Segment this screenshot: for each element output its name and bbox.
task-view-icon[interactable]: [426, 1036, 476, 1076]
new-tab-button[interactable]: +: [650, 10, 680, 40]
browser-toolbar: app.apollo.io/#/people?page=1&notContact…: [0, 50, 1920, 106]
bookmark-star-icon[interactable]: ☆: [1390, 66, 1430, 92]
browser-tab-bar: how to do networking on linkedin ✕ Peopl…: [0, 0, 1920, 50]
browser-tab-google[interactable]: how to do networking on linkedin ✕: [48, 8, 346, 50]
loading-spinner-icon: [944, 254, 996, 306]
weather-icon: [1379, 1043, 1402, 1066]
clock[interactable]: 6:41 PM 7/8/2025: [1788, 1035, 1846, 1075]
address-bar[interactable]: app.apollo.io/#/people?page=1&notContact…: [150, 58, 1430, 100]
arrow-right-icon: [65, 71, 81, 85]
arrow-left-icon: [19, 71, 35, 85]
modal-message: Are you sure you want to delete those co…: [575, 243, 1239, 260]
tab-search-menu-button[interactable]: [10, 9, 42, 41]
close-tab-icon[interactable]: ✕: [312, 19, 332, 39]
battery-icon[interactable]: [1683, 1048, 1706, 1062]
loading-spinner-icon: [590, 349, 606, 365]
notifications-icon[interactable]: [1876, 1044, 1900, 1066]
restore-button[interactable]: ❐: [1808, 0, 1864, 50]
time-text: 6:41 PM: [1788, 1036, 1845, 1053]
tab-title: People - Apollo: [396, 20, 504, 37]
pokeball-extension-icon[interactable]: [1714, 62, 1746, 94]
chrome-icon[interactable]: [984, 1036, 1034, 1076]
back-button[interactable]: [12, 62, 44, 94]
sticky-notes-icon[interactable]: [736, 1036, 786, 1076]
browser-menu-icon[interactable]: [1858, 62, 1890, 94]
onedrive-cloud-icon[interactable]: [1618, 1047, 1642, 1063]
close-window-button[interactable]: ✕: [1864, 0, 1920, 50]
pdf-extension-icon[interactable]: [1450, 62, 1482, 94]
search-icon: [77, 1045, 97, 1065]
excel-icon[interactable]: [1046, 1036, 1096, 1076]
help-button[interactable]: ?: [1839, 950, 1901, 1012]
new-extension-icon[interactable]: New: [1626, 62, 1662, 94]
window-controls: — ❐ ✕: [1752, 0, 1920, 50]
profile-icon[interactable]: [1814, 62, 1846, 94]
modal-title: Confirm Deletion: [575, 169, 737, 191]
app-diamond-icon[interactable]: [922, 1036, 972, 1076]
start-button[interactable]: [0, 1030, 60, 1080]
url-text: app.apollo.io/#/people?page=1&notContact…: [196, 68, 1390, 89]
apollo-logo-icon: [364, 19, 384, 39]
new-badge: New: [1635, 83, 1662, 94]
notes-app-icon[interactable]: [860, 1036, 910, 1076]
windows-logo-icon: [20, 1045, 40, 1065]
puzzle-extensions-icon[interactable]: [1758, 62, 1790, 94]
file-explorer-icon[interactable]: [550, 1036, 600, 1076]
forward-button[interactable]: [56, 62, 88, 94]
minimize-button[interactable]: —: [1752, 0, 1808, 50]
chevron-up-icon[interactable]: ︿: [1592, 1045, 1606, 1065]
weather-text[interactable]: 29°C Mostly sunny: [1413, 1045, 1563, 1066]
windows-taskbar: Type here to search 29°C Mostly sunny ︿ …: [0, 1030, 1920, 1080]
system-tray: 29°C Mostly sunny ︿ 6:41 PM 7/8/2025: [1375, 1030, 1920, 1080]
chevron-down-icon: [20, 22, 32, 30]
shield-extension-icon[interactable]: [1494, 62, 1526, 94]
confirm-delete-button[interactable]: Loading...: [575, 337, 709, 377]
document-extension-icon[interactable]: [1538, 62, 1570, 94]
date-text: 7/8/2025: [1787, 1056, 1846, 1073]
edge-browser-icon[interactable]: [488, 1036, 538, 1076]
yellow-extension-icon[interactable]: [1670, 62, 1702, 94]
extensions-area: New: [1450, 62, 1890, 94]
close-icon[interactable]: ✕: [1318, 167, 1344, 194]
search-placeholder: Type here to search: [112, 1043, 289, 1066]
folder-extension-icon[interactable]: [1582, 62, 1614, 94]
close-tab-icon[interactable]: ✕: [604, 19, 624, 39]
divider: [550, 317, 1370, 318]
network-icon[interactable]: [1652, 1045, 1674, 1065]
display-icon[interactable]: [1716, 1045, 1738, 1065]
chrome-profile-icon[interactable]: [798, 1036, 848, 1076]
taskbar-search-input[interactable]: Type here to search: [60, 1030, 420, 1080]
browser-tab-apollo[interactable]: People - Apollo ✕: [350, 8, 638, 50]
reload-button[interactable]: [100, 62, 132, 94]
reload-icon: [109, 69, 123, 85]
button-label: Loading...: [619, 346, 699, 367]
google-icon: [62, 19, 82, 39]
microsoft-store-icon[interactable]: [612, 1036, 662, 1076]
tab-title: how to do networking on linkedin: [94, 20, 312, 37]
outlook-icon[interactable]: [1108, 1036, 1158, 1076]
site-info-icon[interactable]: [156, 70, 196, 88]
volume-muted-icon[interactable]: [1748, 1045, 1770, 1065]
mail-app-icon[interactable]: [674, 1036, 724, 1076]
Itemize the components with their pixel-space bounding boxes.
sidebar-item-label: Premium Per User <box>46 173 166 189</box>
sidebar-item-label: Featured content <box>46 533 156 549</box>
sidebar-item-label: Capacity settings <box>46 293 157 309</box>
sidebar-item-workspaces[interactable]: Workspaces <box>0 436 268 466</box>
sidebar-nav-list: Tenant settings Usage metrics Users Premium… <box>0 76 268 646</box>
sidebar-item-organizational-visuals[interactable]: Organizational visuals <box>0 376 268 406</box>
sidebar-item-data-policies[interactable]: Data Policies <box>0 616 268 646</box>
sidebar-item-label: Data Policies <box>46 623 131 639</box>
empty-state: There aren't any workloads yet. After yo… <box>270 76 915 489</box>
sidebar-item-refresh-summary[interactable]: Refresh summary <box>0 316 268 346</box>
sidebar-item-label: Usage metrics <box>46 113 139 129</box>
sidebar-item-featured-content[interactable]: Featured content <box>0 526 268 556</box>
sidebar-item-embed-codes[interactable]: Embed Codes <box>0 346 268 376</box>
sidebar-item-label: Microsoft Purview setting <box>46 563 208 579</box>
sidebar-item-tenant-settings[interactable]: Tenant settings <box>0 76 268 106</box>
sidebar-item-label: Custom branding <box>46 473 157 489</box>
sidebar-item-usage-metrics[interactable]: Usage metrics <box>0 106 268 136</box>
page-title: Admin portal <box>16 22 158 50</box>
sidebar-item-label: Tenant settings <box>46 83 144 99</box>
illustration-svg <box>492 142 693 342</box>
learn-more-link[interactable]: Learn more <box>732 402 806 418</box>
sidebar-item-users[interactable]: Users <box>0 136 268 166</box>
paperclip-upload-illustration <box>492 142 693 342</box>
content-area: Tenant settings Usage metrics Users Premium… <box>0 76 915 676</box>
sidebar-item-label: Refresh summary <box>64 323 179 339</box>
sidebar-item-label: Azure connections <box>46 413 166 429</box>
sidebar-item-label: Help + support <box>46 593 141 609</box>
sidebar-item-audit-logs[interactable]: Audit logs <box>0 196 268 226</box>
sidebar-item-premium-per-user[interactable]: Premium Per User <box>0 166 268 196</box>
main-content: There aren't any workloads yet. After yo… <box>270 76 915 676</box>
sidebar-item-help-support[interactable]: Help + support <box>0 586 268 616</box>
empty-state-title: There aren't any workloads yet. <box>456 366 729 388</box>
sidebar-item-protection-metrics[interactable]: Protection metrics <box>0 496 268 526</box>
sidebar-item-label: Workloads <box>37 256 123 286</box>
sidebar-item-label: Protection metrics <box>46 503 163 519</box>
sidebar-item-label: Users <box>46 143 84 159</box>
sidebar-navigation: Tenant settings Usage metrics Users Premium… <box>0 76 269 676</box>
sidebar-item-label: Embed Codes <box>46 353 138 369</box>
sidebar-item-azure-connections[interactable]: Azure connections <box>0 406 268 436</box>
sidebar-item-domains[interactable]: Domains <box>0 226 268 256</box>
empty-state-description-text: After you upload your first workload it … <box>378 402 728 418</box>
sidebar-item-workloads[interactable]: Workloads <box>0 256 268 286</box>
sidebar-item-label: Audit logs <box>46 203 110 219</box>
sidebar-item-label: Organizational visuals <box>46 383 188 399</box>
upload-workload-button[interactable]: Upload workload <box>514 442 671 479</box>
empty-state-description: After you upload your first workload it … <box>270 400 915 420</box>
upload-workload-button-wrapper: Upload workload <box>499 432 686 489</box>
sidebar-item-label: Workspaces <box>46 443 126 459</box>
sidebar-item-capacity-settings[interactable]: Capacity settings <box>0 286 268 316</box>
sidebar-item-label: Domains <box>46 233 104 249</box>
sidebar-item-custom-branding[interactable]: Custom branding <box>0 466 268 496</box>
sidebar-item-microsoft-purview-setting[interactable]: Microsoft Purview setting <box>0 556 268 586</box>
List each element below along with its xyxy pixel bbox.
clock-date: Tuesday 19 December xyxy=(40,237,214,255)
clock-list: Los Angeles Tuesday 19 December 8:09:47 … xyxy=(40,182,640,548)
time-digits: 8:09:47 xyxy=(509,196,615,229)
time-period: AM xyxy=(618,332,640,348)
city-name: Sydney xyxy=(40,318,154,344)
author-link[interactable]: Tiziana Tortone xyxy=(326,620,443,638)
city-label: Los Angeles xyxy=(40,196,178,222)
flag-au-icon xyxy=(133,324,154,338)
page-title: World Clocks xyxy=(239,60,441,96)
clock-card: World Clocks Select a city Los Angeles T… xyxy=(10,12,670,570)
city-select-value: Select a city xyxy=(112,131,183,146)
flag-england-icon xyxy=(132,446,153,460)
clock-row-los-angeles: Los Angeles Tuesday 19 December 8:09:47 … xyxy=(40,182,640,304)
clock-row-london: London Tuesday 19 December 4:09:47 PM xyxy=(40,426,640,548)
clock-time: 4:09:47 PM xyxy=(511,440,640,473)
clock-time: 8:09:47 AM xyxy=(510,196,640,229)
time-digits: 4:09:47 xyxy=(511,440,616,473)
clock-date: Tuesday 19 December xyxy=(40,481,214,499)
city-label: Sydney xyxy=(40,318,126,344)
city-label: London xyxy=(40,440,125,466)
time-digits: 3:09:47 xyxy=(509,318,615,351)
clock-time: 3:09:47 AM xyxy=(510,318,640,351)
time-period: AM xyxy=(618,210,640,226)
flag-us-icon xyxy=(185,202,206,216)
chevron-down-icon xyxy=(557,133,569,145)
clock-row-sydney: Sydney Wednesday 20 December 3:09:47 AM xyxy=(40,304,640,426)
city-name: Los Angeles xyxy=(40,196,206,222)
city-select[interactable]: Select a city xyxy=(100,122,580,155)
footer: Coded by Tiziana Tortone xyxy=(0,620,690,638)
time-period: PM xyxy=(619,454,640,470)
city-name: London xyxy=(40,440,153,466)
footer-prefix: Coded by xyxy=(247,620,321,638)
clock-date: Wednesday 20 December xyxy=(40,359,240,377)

INSTRUCTIONS FOR THE TASK: Count the lines of the items that contain the word "December", matching case exactly, and give only that number.

SOLUTION TO THE EXERCISE: 7